> **Requirements**:
Go through the entries below and write each one out exactly.

> **Raw data**:
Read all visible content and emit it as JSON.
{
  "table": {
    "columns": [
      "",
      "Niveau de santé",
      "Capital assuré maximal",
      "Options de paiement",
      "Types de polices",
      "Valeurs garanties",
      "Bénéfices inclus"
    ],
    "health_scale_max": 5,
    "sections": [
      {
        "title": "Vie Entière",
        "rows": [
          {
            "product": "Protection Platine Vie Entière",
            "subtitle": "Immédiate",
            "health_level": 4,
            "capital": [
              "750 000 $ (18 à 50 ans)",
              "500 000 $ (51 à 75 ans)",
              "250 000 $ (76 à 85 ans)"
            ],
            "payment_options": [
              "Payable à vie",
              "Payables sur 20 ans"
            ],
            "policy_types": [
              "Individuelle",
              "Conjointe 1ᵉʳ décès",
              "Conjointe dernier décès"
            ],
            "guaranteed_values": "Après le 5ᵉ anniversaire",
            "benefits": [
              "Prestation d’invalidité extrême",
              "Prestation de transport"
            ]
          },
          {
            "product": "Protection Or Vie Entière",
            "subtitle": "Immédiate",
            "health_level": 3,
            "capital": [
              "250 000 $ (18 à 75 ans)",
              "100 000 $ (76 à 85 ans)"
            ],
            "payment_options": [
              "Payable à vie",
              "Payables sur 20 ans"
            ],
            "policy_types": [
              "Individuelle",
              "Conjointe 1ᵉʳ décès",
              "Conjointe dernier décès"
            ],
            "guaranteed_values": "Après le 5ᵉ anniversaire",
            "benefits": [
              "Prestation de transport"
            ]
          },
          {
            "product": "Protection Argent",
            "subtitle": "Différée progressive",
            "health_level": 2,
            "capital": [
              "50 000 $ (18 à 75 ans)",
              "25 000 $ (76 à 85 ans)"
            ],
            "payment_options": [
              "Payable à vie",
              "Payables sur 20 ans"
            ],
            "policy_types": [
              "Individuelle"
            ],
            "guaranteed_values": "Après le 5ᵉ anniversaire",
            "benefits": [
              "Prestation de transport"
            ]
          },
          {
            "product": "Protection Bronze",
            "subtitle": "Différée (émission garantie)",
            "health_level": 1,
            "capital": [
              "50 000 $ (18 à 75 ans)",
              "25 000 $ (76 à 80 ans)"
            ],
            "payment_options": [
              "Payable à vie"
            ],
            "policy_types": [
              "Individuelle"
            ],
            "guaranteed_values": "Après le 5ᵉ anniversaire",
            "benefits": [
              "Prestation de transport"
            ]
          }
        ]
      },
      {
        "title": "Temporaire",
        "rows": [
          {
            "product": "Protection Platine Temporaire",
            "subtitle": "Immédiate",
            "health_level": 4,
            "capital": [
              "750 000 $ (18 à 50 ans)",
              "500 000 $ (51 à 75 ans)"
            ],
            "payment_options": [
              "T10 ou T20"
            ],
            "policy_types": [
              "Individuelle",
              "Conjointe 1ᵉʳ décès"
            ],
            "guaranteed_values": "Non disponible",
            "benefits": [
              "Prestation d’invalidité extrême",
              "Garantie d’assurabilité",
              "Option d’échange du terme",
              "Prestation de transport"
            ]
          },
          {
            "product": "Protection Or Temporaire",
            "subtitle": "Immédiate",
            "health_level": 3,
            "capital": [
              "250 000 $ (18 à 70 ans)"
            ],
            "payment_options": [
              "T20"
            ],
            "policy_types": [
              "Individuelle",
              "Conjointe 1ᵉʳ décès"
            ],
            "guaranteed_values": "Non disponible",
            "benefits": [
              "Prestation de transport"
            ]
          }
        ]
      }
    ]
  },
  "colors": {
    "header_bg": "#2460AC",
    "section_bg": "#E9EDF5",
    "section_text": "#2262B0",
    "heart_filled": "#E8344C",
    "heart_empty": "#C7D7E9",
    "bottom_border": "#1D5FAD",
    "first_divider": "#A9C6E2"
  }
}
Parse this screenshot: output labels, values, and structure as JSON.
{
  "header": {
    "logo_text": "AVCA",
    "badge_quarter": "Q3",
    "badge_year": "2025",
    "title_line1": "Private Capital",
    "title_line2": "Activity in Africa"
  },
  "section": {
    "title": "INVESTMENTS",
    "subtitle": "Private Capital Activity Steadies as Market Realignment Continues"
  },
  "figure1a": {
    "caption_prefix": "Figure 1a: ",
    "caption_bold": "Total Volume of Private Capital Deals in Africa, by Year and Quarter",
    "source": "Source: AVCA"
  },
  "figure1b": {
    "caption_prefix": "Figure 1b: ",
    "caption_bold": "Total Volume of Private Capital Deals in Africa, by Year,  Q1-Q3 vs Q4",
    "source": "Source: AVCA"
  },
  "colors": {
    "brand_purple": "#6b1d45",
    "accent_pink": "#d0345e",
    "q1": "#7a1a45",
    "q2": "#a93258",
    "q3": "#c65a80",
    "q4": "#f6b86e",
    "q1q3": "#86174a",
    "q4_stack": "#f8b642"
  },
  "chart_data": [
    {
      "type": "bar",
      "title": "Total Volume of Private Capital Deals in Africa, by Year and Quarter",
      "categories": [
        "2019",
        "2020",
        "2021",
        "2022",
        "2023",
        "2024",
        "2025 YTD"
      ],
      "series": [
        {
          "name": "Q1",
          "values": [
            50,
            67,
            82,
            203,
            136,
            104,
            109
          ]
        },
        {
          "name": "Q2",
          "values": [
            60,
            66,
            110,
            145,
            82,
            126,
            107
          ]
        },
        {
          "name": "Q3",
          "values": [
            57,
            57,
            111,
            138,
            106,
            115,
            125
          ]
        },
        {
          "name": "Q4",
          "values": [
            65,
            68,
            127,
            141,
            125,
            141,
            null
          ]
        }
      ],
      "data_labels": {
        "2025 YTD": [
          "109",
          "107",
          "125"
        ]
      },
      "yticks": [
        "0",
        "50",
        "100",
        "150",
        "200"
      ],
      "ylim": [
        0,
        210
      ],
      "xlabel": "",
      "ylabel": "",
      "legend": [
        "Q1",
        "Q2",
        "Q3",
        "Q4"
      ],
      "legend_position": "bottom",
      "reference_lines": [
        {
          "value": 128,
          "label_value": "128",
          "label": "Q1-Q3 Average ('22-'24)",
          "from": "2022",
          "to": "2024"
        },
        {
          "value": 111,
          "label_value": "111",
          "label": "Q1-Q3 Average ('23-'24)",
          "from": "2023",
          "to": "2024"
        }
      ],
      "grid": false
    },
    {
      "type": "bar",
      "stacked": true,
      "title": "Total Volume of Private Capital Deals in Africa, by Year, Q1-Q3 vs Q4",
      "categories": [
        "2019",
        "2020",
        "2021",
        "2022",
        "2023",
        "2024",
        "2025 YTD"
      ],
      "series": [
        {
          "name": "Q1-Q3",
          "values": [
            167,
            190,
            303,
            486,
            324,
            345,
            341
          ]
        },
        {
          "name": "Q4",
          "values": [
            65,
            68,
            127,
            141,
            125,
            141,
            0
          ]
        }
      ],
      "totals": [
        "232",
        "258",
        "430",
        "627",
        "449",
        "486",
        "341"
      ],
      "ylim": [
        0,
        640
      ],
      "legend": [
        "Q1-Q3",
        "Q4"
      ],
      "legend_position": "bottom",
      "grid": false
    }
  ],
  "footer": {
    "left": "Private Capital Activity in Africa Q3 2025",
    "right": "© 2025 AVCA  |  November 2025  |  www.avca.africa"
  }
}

> **Answer to this task**:
Read all visible content and emit it as JSON.
{
  "table": {
    "columns": [
      "",
      "Niveau de santé",
      "Capital assuré maximal",
      "Options de paiement",
      "Types de polices",
      "Valeurs garanties",
      "Bénéfices inclus"
    ],
    "health_scale_max": 5,
    "sections": [
      {
        "title": "Vie Entière",
        "rows": [
          {
            "product": "Protection Platine Vie Entière",
            "subtitle": "Immédiate",
            "health_level": 4,
            "capital": [
              "750 000 $ (18 à 50 ans)",
              "500 000 $ (51 à 75 ans)",
              "250 000 $ (76 à 85 ans)"
            ],
            "payment_options": [
              "Payable à vie",
              "Payables sur 20 ans"
            ],
            "policy_types": [
              "Individuelle",
              "Conjointe 1ᵉʳ décès",
              "Conjointe dernier décès"
            ],
            "guaranteed_values": "Après le 5ᵉ anniversaire",
            "benefits": [
              "Prestation d’invalidité extrême",
              "Prestation de transport"
            ]
          },
          {
            "product": "Protection Or Vie Entière",
            "subtitle": "Immédiate",
            "health_level": 3,
            "capital": [
              "250 000 $ (18 à 75 ans)",
              "100 000 $ (76 à 85 ans)"
            ],
            "payment_options": [
              "Payable à vie",
              "Payables sur 20 ans"
            ],
            "policy_types": [
              "Individuelle",
              "Conjointe 1ᵉʳ décès",
              "Conjointe dernier décès"
            ],
            "guaranteed_values": "Après le 5ᵉ anniversaire",
            "benefits": [
              "Prestation de transport"
            ]
          },
          {
            "product": "Protection Argent",
            "subtitle": "Différée progressive",
            "health_level": 2,
            "capital": [
              "50 000 $ (18 à 75 ans)",
              "25 000 $ (76 à 85 ans)"
            ],
            "payment_options": [
              "Payable à vie",
              "Payables sur 20 ans"
            ],
            "policy_types": [
              "Individuelle"
            ],
            "guaranteed_values": "Après le 5ᵉ anniversaire",
            "benefits": [
              "Prestation de transport"
            ]
          },
          {
            "product": "Protection Bronze",
            "subtitle": "Différée (émission garantie)",
            "health_level": 1,
            "capital": [
              "50 000 $ (18 à 75 ans)",
              "25 000 $ (76 à 80 ans)"
            ],
            "payment_options": [
              "Payable à vie"
            ],
            "policy_types": [
              "Individuelle"
            ],
            "guaranteed_values": "Après le 5ᵉ anniversaire",
            "benefits": [
              "Prestation de transport"
            ]
          }
        ]
      },
      {
        "title": "Temporaire",
        "rows": [
          {
            "product": "Protection Platine Temporaire",
            "subtitle": "Immédiate",
            "health_level": 4,
            "capital": [
              "750 000 $ (18 à 50 ans)",
              "500 000 $ (51 à 75 ans)"
            ],
            "payment_options": [
              "T10 ou T20"
            ],
            "policy_types": [
              "Individuelle",
              "Conjointe 1ᵉʳ décès"
            ],
            "guaranteed_values": "Non disponible",
            "benefits": [
              "Prestation d’invalidité extrême",
              "Garantie d’assurabilité",
              "Option d’échange du terme",
              "Prestation de transport"
            ]
          },
          {
            "product": "Protection Or Temporaire",
            "subtitle": "Immédiate",
            "health_level": 3,
            "capital": [
              "250 000 $ (18 à 70 ans)"
            ],
            "payment_options": [
              "T20"
            ],
            "policy_types": [
              "Individuelle",
              "Conjointe 1ᵉʳ décès"
            ],
            "guaranteed_values": "Non disponible",
            "benefits": [
              "Prestation de transport"
            ]
          }
        ]
      }
    ]
  },
  "colors": {
    "header_bg": "#2460AC",
    "section_bg": "#E9EDF5",
    "section_text": "#2262B0",
    "heart_filled": "#E8344C",
    "heart_empty": "#C7D7E9",
    "bottom_border": "#1D5FAD",
    "first_divider": "#A9C6E2"
  }
}
Parse this screenshot: output labels, values, and structure as JSON.
{
  "header": {
    "logo_text": "AVCA",
    "badge_quarter": "Q3",
    "badge_year": "2025",
    "title_line1": "Private Capital",
    "title_line2": "Activity in Africa"
  },
  "section": {
    "title": "INVESTMENTS",
    "subtitle": "Private Capital Activity Steadies as Market Realignment Continues"
  },
  "figure1a": {
    "caption_prefix": "Figure 1a: ",
    "caption_bold": "Total Volume of Private Capital Deals in Africa, by Year and Quarter",
    "source": "Source: AVCA"
  },
  "figure1b": {
    "caption_prefix": "Figure 1b: ",
    "caption_bold": "Total Volume of Private Capital Deals in Africa, by Year,  Q1-Q3 vs Q4",
    "source": "Source: AVCA"
  },
  "colors": {
    "brand_purple": "#6b1d45",
    "accent_pink": "#d0345e",
    "q1": "#7a1a45",
    "q2": "#a93258",
    "q3": "#c65a80",
    "q4": "#f6b86e",
    "q1q3": "#86174a",
    "q4_stack": "#f8b642"
  },
  "chart_data": [
    {
      "type": "bar",
      "title": "Total Volume of Private Capital Deals in Africa, by Year and Quarter",
      "categories": [
        "2019",
        "2020",
        "2021",
        "2022",
        "2023",
        "2024",
        "2025 YTD"
      ],
      "series": [
        {
          "name": "Q1",
          "values": [
            50,
            67,
            82,
            203,
            136,
            104,
            109
          ]
        },
        {
          "name": "Q2",
          "values": [
            60,
            66,
            110,
            145,
            82,
            126,
            107
          ]
        },
        {
          "name": "Q3",
          "values": [
            57,
            57,
            111,
            138,
            106,
            115,
            125
          ]
        },
        {
          "name": "Q4",
          "values": [
            65,
            68,
            127,
            141,
            125,
            141,
            null
          ]
        }
      ],
      "data_labels": {
        "2025 YTD": [
          "109",
          "107",
          "125"
        ]
      },
      "yticks": [
        "0",
        "50",
        "100",
        "150",
        "200"
      ],
      "ylim": [
        0,
        210
      ],
      "xlabel": "",
      "ylabel": "",
      "legend": [
        "Q1",
        "Q2",
        "Q3",
        "Q4"
      ],
      "legend_position": "bottom",
      "reference_lines": [
        {
          "value": 128,
          "label_value": "128",
          "label": "Q1-Q3 Average ('22-'24)",
          "from": "2022",
          "to": "2024"
        },
        {
          "value": 111,
          "label_value": "111",
          "label": "Q1-Q3 Average ('23-'24)",
          "from": "2023",
          "to": "2024"
        }
      ],
      "grid": false
    },
    {
      "type": "bar",
      "stacked": true,
      "title": "Total Volume of Private Capital Deals in Africa, by Year, Q1-Q3 vs Q4",
      "categories": [
        "2019",
        "2020",
        "2021",
        "2022",
        "2023",
        "2024",
        "2025 YTD"
      ],
      "series": [
        {
          "name": "Q1-Q3",
          "values": [
            167,
            190,
            303,
            486,
            324,
            345,
            341
          ]
        },
        {
          "name": "Q4",
          "values": [
            65,
            68,
            127,
            141,
            125,
            141,
            0
          ]
        }
      ],
      "totals": [
        "232",
        "258",
        "430",
        "627",
        "449",
        "486",
        "341"
      ],
      "ylim": [
        0,
        640
      ],
      "legend": [
        "Q1-Q3",
        "Q4"
      ],
      "legend_position": "bottom",
      "grid": false
    }
  ],
  "footer": {
    "left": "Private Capital Activity in Africa Q3 2025",
    "right": "© 2025 AVCA  |  November 2025  |  www.avca.africa"
  }
}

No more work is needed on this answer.